>> start

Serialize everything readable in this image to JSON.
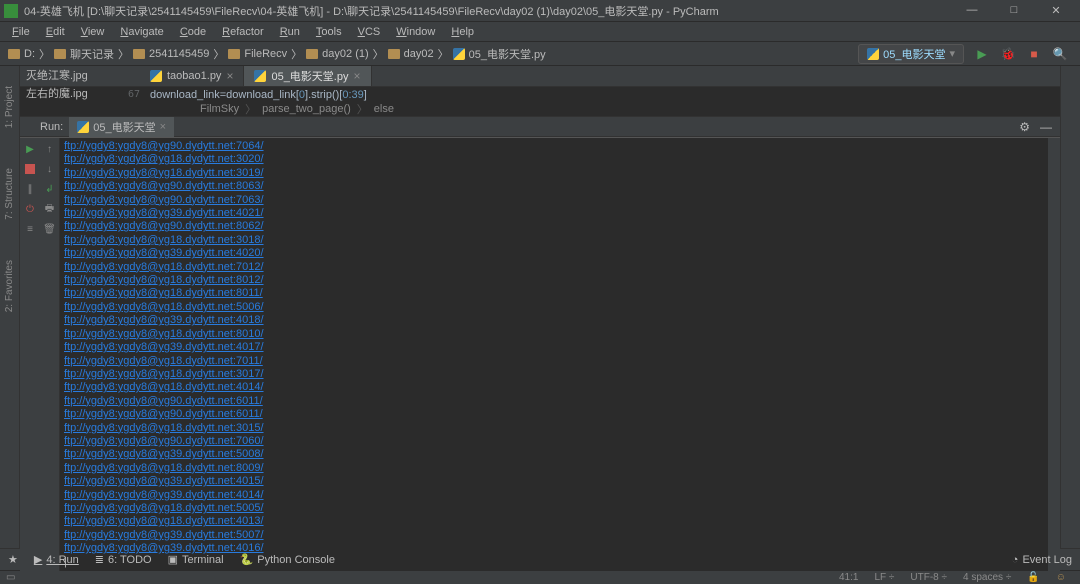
{
  "title": "04-英雄飞机 [D:\\聊天记录\\2541145459\\FileRecv\\04-英雄飞机] - D:\\聊天记录\\2541145459\\FileRecv\\day02 (1)\\day02\\05_电影天堂.py - PyCharm",
  "menu": [
    "File",
    "Edit",
    "View",
    "Navigate",
    "Code",
    "Refactor",
    "Run",
    "Tools",
    "VCS",
    "Window",
    "Help"
  ],
  "nav": {
    "drive": "D:",
    "segments": [
      "聊天记录",
      "2541145459",
      "FileRecv",
      "day02 (1)",
      "day02",
      "05_电影天堂.py"
    ]
  },
  "runconfig": "05_电影天堂",
  "tree": {
    "items": [
      "灭绝江寒.jpg",
      "左右的魔.ipg"
    ],
    "selected": "05_电影天堂"
  },
  "tabs": [
    {
      "label": "taobao1.py",
      "active": false
    },
    {
      "label": "05_电影天堂.py",
      "active": true
    }
  ],
  "editor": {
    "line_no": "67",
    "code_prefix": "download_link=download_link[",
    "code_idx0": "0",
    "code_mid": "].strip()[",
    "code_slice": "0:39",
    "code_end": "]"
  },
  "crumbs": [
    "FilmSky",
    "parse_two_page()",
    "else"
  ],
  "run_tab": "05_电影天堂",
  "run_label": "Run:",
  "output_lines": [
    "ftp://ygdy8:ygdy8@yg90.dydytt.net:7064/",
    "ftp://ygdy8:ygdy8@yg18.dydytt.net:3020/",
    "ftp://ygdy8:ygdy8@yg18.dydytt.net:3019/",
    "ftp://ygdy8:ygdy8@yg90.dydytt.net:8063/",
    "ftp://ygdy8:ygdy8@yg90.dydytt.net:7063/",
    "ftp://ygdy8:ygdy8@yg39.dydytt.net:4021/",
    "ftp://ygdy8:ygdy8@yg90.dydytt.net:8062/",
    "ftp://ygdy8:ygdy8@yg18.dydytt.net:3018/",
    "ftp://ygdy8:ygdy8@yg39.dydytt.net:4020/",
    "ftp://ygdy8:ygdy8@yg18.dydytt.net:7012/",
    "ftp://ygdy8:ygdy8@yg18.dydytt.net:8012/",
    "ftp://ygdy8:ygdy8@yg18.dydytt.net:8011/",
    "ftp://ygdy8:ygdy8@yg18.dydytt.net:5006/",
    "ftp://ygdy8:ygdy8@yg39.dydytt.net:4018/",
    "ftp://ygdy8:ygdy8@yg18.dydytt.net:8010/",
    "ftp://ygdy8:ygdy8@yg39.dydytt.net:4017/",
    "ftp://ygdy8:ygdy8@yg18.dydytt.net:7011/",
    "ftp://ygdy8:ygdy8@yg18.dydytt.net:3017/",
    "ftp://ygdy8:ygdy8@yg18.dydytt.net:4014/",
    "ftp://ygdy8:ygdy8@yg90.dydytt.net:6011/",
    "ftp://ygdy8:ygdy8@yg90.dydytt.net:6011/",
    "ftp://ygdy8:ygdy8@yg18.dydytt.net:3015/",
    "ftp://ygdy8:ygdy8@yg90.dydytt.net:7060/",
    "ftp://ygdy8:ygdy8@yg39.dydytt.net:5008/",
    "ftp://ygdy8:ygdy8@yg18.dydytt.net:8009/",
    "ftp://ygdy8:ygdy8@yg39.dydytt.net:4015/",
    "ftp://ygdy8:ygdy8@yg39.dydytt.net:4014/",
    "ftp://ygdy8:ygdy8@yg18.dydytt.net:5005/",
    "ftp://ygdy8:ygdy8@yg18.dydytt.net:4013/",
    "ftp://ygdy8:ygdy8@yg39.dydytt.net:5007/",
    "ftp://ygdy8:ygdy8@yg39.dydytt.net:4016/"
  ],
  "left_tabs": [
    "1: Project",
    "7: Structure",
    "2: Favorites"
  ],
  "toolwins": {
    "run": "4: Run",
    "todo": "6: TODO",
    "terminal": "Terminal",
    "python": "Python Console",
    "eventlog": "Event Log"
  },
  "status": {
    "pos": "41:1",
    "lf": "LF",
    "enc": "UTF-8",
    "indent": "4 spaces"
  }
}
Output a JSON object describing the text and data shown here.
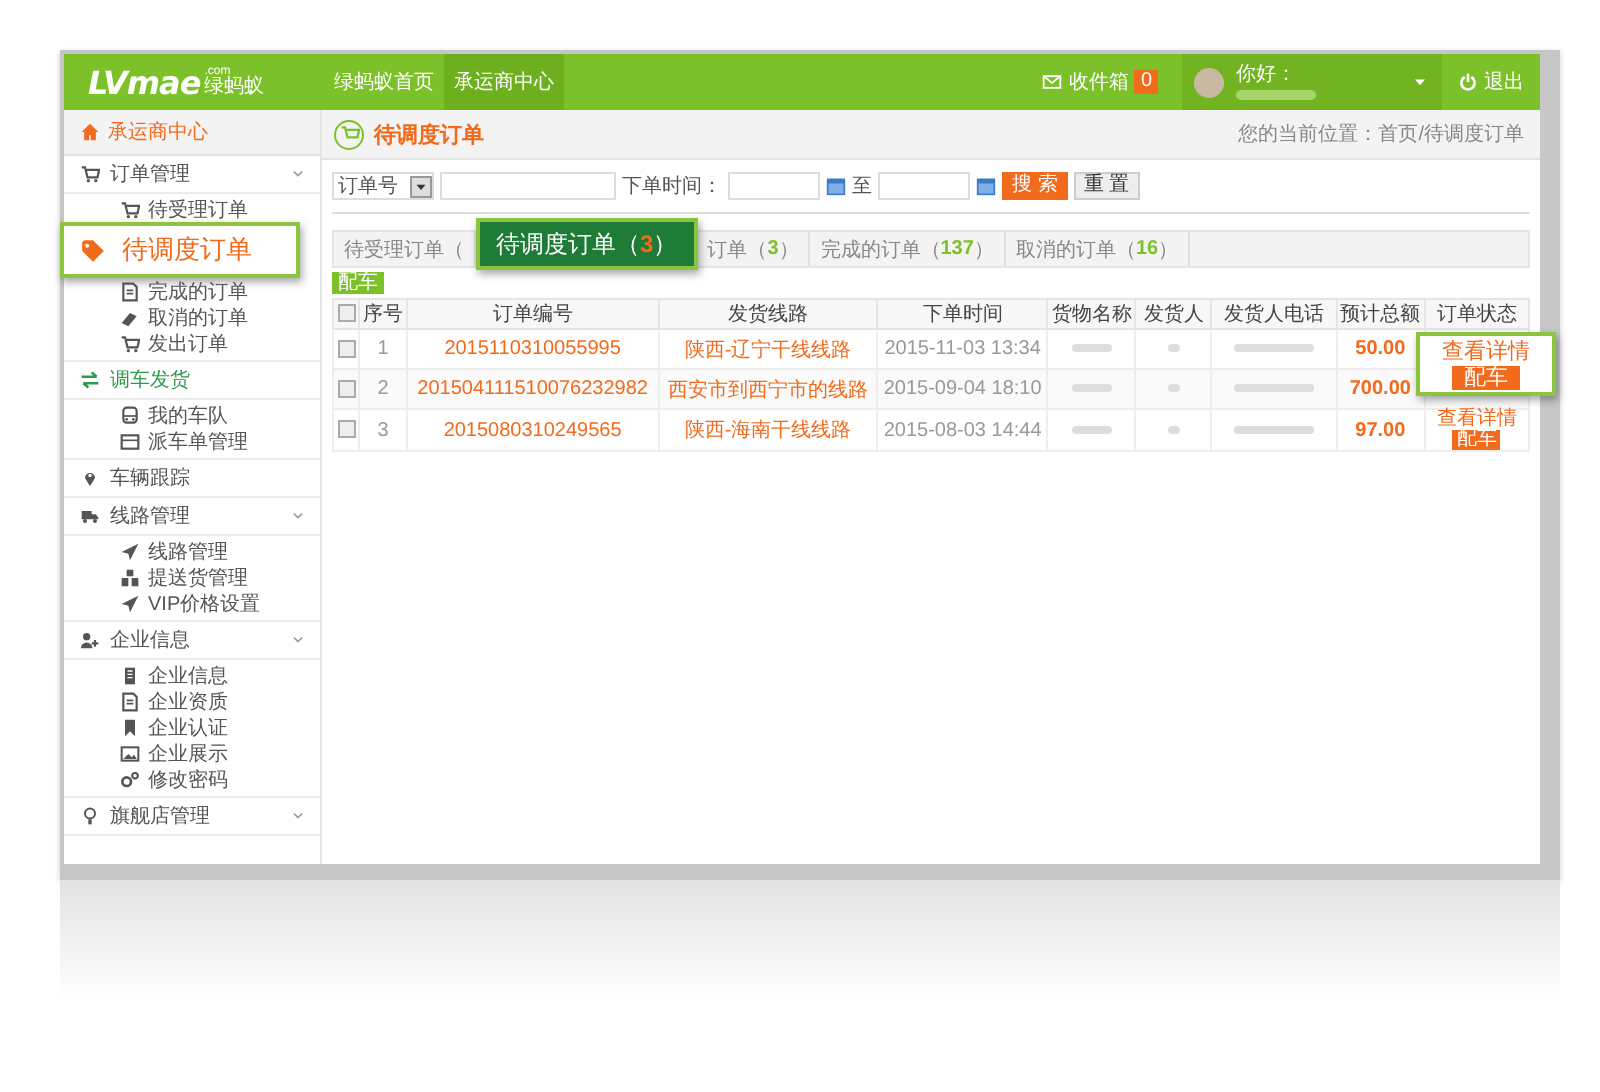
{
  "header": {
    "logo": "LVmae",
    "logo_domain": ".com",
    "logo_cn": "绿蚂蚁",
    "nav": [
      {
        "label": "绿蚂蚁首页",
        "selected": false
      },
      {
        "label": "承运商中心",
        "selected": true
      }
    ],
    "inbox": {
      "label": "收件箱",
      "count": "0"
    },
    "user": {
      "greeting": "你好：",
      "name_redacted": true
    },
    "logout": "退出"
  },
  "sidebar": {
    "home": "承运商中心",
    "groups": [
      {
        "label": "订单管理",
        "collapsible": true,
        "active": false,
        "items": [
          {
            "kind": "item",
            "label": "待受理订单"
          },
          {
            "kind": "callout",
            "label": "待调度订单"
          },
          {
            "kind": "item",
            "label": "完成的订单"
          },
          {
            "kind": "item",
            "label": "取消的订单"
          },
          {
            "kind": "item",
            "label": "发出订单"
          }
        ]
      },
      {
        "label": "调车发货",
        "collapsible": false,
        "active": true,
        "items": [
          {
            "kind": "item",
            "label": "我的车队"
          },
          {
            "kind": "item",
            "label": "派车单管理"
          }
        ]
      },
      {
        "label": "车辆跟踪",
        "collapsible": false,
        "active": false
      },
      {
        "label": "线路管理",
        "collapsible": true,
        "active": false,
        "items": [
          {
            "kind": "item",
            "label": "线路管理"
          },
          {
            "kind": "item",
            "label": "提送货管理"
          },
          {
            "kind": "item",
            "label": "VIP价格设置"
          }
        ]
      },
      {
        "label": "企业信息",
        "collapsible": true,
        "active": false,
        "items": [
          {
            "kind": "item",
            "label": "企业信息"
          },
          {
            "kind": "item",
            "label": "企业资质"
          },
          {
            "kind": "item",
            "label": "企业认证"
          },
          {
            "kind": "item",
            "label": "企业展示"
          },
          {
            "kind": "item",
            "label": "修改密码"
          }
        ]
      },
      {
        "label": "旗舰店管理",
        "collapsible": true,
        "active": false
      }
    ]
  },
  "page": {
    "title": "待调度订单",
    "breadcrumb": "您的当前位置：首页/待调度订单"
  },
  "search": {
    "select": "订单号",
    "time_label": "下单时间：",
    "to": "至",
    "search_button": "搜 索",
    "reset_button": "重 置"
  },
  "tabs": [
    {
      "kind": "tab",
      "label": "待受理订单（",
      "selected": false
    },
    {
      "kind": "callout",
      "label": "待调度订单（",
      "count": "3",
      "close": "）",
      "selected": true
    },
    {
      "kind": "tab",
      "label": "订单（",
      "count": "3",
      "close": "）",
      "selected": false
    },
    {
      "kind": "tab",
      "label": "完成的订单（",
      "count": "137",
      "close": "）",
      "selected": false
    },
    {
      "kind": "tab",
      "label": "取消的订单（",
      "count": "16",
      "close": "）",
      "selected": false
    }
  ],
  "assign_button": "配车",
  "table": {
    "select_all_checked": false,
    "columns": [
      "序号",
      "订单编号",
      "发货线路",
      "下单时间",
      "货物名称",
      "发货人",
      "发货人电话",
      "预计总额",
      "订单状态"
    ],
    "rows": [
      {
        "checked": false,
        "index": "1",
        "order_no": "2015110310055995",
        "route": "陕西-辽宁干线线路",
        "time": "2015-11-03 13:34",
        "redacted": true,
        "total": "50.00",
        "callout": {
          "link": "查看详情",
          "button": "配车"
        }
      },
      {
        "checked": false,
        "index": "2",
        "order_no": "201504111510076232982",
        "route": "西安市到西宁市的线路",
        "time": "2015-09-04 18:10",
        "redacted": true,
        "total": "700.00"
      },
      {
        "checked": false,
        "index": "3",
        "order_no": "2015080310249565",
        "route": "陕西-海南干线线路",
        "time": "2015-08-03 14:44",
        "redacted": true,
        "total": "97.00",
        "actions": [
          {
            "kind": "link",
            "label": "查看详情"
          },
          {
            "kind": "button",
            "label": "配车"
          }
        ]
      }
    ]
  }
}
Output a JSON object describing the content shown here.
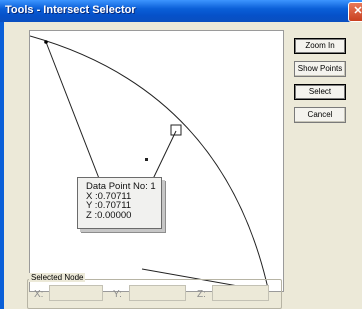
{
  "window": {
    "title": "Tools - Intersect Selector",
    "close_glyph": "✕"
  },
  "buttons": {
    "zoom_in": "Zoom In",
    "show_points": "Show Points",
    "select": "Select",
    "cancel": "Cancel"
  },
  "data_point": {
    "title": "Data Point No: 1",
    "x": "X :0.70711",
    "y": "Y :0.70711",
    "z": "Z :0.00000"
  },
  "selected_node": {
    "label": "Selected Node",
    "x_label": "X:",
    "y_label": "Y:",
    "z_label": "Z:",
    "x_value": "",
    "y_value": "",
    "z_value": ""
  },
  "colors": {
    "title_bar": "#0a5fd8",
    "dialog_bg": "#ece9d8",
    "canvas_bg": "#ffffff"
  }
}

>> end

Extract only the lines from the line containing "Output a JSON object describing the content" through the final line of the records; keep both ends and drop every picture.

WORKED SOLUTION:
Output a JSON object describing the content shown here.
{
  "window": {
    "title": "Tools - Intersect Selector",
    "close_glyph": "✕"
  },
  "buttons": {
    "zoom_in": "Zoom In",
    "show_points": "Show Points",
    "select": "Select",
    "cancel": "Cancel"
  },
  "data_point": {
    "title": "Data Point No: 1",
    "x": "X :0.70711",
    "y": "Y :0.70711",
    "z": "Z :0.00000"
  },
  "selected_node": {
    "label": "Selected Node",
    "x_label": "X:",
    "y_label": "Y:",
    "z_label": "Z:",
    "x_value": "",
    "y_value": "",
    "z_value": ""
  },
  "colors": {
    "title_bar": "#0a5fd8",
    "dialog_bg": "#ece9d8",
    "canvas_bg": "#ffffff"
  }
}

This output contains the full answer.